Task description:
The records that follow must be repeated verbatim, every one of them.
>> Begin Stored data
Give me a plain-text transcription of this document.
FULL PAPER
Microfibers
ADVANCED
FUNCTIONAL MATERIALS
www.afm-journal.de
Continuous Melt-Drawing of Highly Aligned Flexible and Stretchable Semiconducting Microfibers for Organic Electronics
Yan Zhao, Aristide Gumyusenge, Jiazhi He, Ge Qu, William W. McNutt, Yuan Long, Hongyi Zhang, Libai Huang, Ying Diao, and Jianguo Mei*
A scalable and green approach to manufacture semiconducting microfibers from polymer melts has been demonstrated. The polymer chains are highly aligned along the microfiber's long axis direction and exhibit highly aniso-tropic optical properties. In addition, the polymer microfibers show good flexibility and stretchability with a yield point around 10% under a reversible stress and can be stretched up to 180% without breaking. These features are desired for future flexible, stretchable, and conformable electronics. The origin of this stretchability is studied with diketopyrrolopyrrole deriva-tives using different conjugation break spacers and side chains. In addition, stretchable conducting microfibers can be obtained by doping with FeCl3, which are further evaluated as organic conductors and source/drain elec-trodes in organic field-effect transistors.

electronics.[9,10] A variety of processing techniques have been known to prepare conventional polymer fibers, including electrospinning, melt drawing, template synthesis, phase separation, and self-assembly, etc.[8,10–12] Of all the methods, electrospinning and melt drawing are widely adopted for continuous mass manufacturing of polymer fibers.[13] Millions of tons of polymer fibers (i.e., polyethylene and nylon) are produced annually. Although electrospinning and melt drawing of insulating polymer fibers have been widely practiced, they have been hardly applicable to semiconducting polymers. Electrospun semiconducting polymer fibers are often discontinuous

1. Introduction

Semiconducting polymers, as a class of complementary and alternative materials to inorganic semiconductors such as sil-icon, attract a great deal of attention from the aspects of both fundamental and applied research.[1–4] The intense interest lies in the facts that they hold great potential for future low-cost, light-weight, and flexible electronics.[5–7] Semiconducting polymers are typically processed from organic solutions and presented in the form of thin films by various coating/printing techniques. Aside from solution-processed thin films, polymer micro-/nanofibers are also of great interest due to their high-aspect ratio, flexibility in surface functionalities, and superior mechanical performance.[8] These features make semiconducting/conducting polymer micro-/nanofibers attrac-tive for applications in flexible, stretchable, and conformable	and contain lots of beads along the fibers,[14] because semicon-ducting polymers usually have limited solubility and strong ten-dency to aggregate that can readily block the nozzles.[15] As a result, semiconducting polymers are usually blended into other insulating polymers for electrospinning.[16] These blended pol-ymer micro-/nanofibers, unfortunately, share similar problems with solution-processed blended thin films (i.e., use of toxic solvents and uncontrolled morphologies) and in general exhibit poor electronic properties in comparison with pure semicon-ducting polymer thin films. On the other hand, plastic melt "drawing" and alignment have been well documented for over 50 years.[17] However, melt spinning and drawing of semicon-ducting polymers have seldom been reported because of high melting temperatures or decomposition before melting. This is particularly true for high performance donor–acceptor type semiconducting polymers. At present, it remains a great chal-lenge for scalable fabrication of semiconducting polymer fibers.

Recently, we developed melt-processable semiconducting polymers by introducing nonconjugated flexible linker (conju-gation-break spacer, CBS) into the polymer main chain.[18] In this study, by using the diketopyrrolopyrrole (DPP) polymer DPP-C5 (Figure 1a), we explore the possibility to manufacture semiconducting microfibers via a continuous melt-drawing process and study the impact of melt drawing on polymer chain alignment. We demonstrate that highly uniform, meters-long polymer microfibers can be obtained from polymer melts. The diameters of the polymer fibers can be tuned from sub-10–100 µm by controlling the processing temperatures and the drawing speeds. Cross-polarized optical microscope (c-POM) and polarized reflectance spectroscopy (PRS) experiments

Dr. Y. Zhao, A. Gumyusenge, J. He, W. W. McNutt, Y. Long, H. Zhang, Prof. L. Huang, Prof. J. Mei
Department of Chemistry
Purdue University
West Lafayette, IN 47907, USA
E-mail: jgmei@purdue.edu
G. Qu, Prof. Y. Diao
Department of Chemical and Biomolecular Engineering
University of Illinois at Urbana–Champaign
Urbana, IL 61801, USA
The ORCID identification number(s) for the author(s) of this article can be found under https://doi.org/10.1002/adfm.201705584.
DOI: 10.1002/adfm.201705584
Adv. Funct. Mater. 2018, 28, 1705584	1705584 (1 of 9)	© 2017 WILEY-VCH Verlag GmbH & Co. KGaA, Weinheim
>> End Stored data
Solution for this exercise:
Give me a plain-text transcription of this document.
FULL PAPER
Microfibers
ADVANCED
FUNCTIONAL MATERIALS
www.afm-journal.de
Continuous Melt-Drawing of Highly Aligned Flexible and Stretchable Semiconducting Microfibers for Organic Electronics
Yan Zhao, Aristide Gumyusenge, Jiazhi He, Ge Qu, William W. McNutt, Yuan Long, Hongyi Zhang, Libai Huang, Ying Diao, and Jianguo Mei*
A scalable and green approach to manufacture semiconducting microfibers from polymer melts has been demonstrated. The polymer chains are highly aligned along the microfiber's long axis direction and exhibit highly aniso-tropic optical properties. In addition, the polymer microfibers show good flexibility and stretchability with a yield point around 10% under a reversible stress and can be stretched up to 180% without breaking. These features are desired for future flexible, stretchable, and conformable electronics. The origin of this stretchability is studied with diketopyrrolopyrrole deriva-tives using different conjugation break spacers and side chains. In addition, stretchable conducting microfibers can be obtained by doping with FeCl3, which are further evaluated as organic conductors and source/drain elec-trodes in organic field-effect transistors.

electronics.[9,10] A variety of processing techniques have been known to prepare conventional polymer fibers, including electrospinning, melt drawing, template synthesis, phase separation, and self-assembly, etc.[8,10–12] Of all the methods, electrospinning and melt drawing are widely adopted for continuous mass manufacturing of polymer fibers.[13] Millions of tons of polymer fibers (i.e., polyethylene and nylon) are produced annually. Although electrospinning and melt drawing of insulating polymer fibers have been widely practiced, they have been hardly applicable to semiconducting polymers. Electrospun semiconducting polymer fibers are often discontinuous

1. Introduction

Semiconducting polymers, as a class of complementary and alternative materials to inorganic semiconductors such as sil-icon, attract a great deal of attention from the aspects of both fundamental and applied research.[1–4] The intense interest lies in the facts that they hold great potential for future low-cost, light-weight, and flexible electronics.[5–7] Semiconducting polymers are typically processed from organic solutions and presented in the form of thin films by various coating/printing techniques. Aside from solution-processed thin films, polymer micro-/nanofibers are also of great interest due to their high-aspect ratio, flexibility in surface functionalities, and superior mechanical performance.[8] These features make semiconducting/conducting polymer micro-/nanofibers attrac-tive for applications in flexible, stretchable, and conformable	and contain lots of beads along the fibers,[14] because semicon-ducting polymers usually have limited solubility and strong ten-dency to aggregate that can readily block the nozzles.[15] As a result, semiconducting polymers are usually blended into other insulating polymers for electrospinning.[16] These blended pol-ymer micro-/nanofibers, unfortunately, share similar problems with solution-processed blended thin films (i.e., use of toxic solvents and uncontrolled morphologies) and in general exhibit poor electronic properties in comparison with pure semicon-ducting polymer thin films. On the other hand, plastic melt "drawing" and alignment have been well documented for over 50 years.[17] However, melt spinning and drawing of semicon-ducting polymers have seldom been reported because of high melting temperatures or decomposition before melting. This is particularly true for high performance donor–acceptor type semiconducting polymers. At present, it remains a great chal-lenge for scalable fabrication of semiconducting polymer fibers.

Recently, we developed melt-processable semiconducting polymers by introducing nonconjugated flexible linker (conju-gation-break spacer, CBS) into the polymer main chain.[18] In this study, by using the diketopyrrolopyrrole (DPP) polymer DPP-C5 (Figure 1a), we explore the possibility to manufacture semiconducting microfibers via a continuous melt-drawing process and study the impact of melt drawing on polymer chain alignment. We demonstrate that highly uniform, meters-long polymer microfibers can be obtained from polymer melts. The diameters of the polymer fibers can be tuned from sub-10–100 µm by controlling the processing temperatures and the drawing speeds. Cross-polarized optical microscope (c-POM) and polarized reflectance spectroscopy (PRS) experiments

Dr. Y. Zhao, A. Gumyusenge, J. He, W. W. McNutt, Y. Long, H. Zhang, Prof. L. Huang, Prof. J. Mei
Department of Chemistry
Purdue University
West Lafayette, IN 47907, USA
E-mail: jgmei@purdue.edu
G. Qu, Prof. Y. Diao
Department of Chemical and Biomolecular Engineering
University of Illinois at Urbana–Champaign
Urbana, IL 61801, USA
The ORCID identification number(s) for the author(s) of this article can be found under https://doi.org/10.1002/adfm.201705584.
DOI: 10.1002/adfm.201705584
Adv. Funct. Mater. 2018, 28, 1705584	1705584 (1 of 9)	© 2017 WILEY-VCH Verlag GmbH & Co. KGaA, Weinheim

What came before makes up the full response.